## The exercise
Output every line of the data exactly as it appears.

## Records shown
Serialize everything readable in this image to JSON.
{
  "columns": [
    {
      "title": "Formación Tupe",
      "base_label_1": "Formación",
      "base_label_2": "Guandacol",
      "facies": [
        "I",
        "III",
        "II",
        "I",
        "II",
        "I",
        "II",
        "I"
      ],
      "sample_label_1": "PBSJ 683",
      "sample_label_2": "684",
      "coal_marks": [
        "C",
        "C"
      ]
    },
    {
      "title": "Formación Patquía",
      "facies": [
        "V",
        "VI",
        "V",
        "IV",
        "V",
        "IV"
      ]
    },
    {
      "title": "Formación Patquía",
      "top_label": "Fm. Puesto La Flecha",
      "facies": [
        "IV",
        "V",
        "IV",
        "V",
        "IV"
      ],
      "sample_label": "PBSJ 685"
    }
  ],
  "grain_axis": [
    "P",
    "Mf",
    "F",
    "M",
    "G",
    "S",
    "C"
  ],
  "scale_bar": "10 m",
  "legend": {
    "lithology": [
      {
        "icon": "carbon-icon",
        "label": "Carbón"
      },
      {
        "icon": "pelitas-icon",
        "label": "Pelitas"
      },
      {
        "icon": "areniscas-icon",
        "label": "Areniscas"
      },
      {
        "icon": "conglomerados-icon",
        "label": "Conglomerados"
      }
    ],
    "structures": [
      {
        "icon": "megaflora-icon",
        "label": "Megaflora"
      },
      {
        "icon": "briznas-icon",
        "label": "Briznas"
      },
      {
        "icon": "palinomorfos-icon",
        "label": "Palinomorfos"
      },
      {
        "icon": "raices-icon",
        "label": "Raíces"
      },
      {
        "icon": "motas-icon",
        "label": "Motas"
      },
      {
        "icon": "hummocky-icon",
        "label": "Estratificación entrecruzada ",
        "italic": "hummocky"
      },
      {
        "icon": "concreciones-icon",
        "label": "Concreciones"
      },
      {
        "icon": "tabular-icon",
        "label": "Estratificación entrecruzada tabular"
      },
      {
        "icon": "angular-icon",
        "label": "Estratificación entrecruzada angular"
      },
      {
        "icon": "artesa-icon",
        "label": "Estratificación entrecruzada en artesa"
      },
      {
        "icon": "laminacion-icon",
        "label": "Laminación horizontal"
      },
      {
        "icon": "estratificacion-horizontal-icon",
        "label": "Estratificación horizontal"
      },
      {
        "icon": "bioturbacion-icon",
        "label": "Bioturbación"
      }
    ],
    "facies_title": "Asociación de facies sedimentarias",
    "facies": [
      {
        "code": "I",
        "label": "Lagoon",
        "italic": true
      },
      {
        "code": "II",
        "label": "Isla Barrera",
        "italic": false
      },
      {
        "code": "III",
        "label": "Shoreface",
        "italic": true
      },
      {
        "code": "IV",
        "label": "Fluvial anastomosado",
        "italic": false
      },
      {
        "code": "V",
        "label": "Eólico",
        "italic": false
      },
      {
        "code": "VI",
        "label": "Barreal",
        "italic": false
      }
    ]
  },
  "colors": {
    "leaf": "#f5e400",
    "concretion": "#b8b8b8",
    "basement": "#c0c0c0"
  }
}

## Written answer
Serialize everything readable in this image to JSON.
{
  "columns": [
    {
      "title": "Formación Tupe",
      "base_label_1": "Formación",
      "base_label_2": "Guandacol",
      "facies": [
        "I",
        "III",
        "II",
        "I",
        "II",
        "I",
        "II",
        "I"
      ],
      "sample_label_1": "PBSJ 683",
      "sample_label_2": "684",
      "coal_marks": [
        "C",
        "C"
      ]
    },
    {
      "title": "Formación Patquía",
      "facies": [
        "V",
        "VI",
        "V",
        "IV",
        "V",
        "IV"
      ]
    },
    {
      "title": "Formación Patquía",
      "top_label": "Fm. Puesto La Flecha",
      "facies": [
        "IV",
        "V",
        "IV",
        "V",
        "IV"
      ],
      "sample_label": "PBSJ 685"
    }
  ],
  "grain_axis": [
    "P",
    "Mf",
    "F",
    "M",
    "G",
    "S",
    "C"
  ],
  "scale_bar": "10 m",
  "legend": {
    "lithology": [
      {
        "icon": "carbon-icon",
        "label": "Carbón"
      },
      {
        "icon": "pelitas-icon",
        "label": "Pelitas"
      },
      {
        "icon": "areniscas-icon",
        "label": "Areniscas"
      },
      {
        "icon": "conglomerados-icon",
        "label": "Conglomerados"
      }
    ],
    "structures": [
      {
        "icon": "megaflora-icon",
        "label": "Megaflora"
      },
      {
        "icon": "briznas-icon",
        "label": "Briznas"
      },
      {
        "icon": "palinomorfos-icon",
        "label": "Palinomorfos"
      },
      {
        "icon": "raices-icon",
        "label": "Raíces"
      },
      {
        "icon": "motas-icon",
        "label": "Motas"
      },
      {
        "icon": "hummocky-icon",
        "label": "Estratificación entrecruzada ",
        "italic": "hummocky"
      },
      {
        "icon": "concreciones-icon",
        "label": "Concreciones"
      },
      {
        "icon": "tabular-icon",
        "label": "Estratificación entrecruzada tabular"
      },
      {
        "icon": "angular-icon",
        "label": "Estratificación entrecruzada angular"
      },
      {
        "icon": "artesa-icon",
        "label": "Estratificación entrecruzada en artesa"
      },
      {
        "icon": "laminacion-icon",
        "label": "Laminación horizontal"
      },
      {
        "icon": "estratificacion-horizontal-icon",
        "label": "Estratificación horizontal"
      },
      {
        "icon": "bioturbacion-icon",
        "label": "Bioturbación"
      }
    ],
    "facies_title": "Asociación de facies sedimentarias",
    "facies": [
      {
        "code": "I",
        "label": "Lagoon",
        "italic": true
      },
      {
        "code": "II",
        "label": "Isla Barrera",
        "italic": false
      },
      {
        "code": "III",
        "label": "Shoreface",
        "italic": true
      },
      {
        "code": "IV",
        "label": "Fluvial anastomosado",
        "italic": false
      },
      {
        "code": "V",
        "label": "Eólico",
        "italic": false
      },
      {
        "code": "VI",
        "label": "Barreal",
        "italic": false
      }
    ]
  },
  "colors": {
    "leaf": "#f5e400",
    "concretion": "#b8b8b8",
    "basement": "#c0c0c0"
  }
}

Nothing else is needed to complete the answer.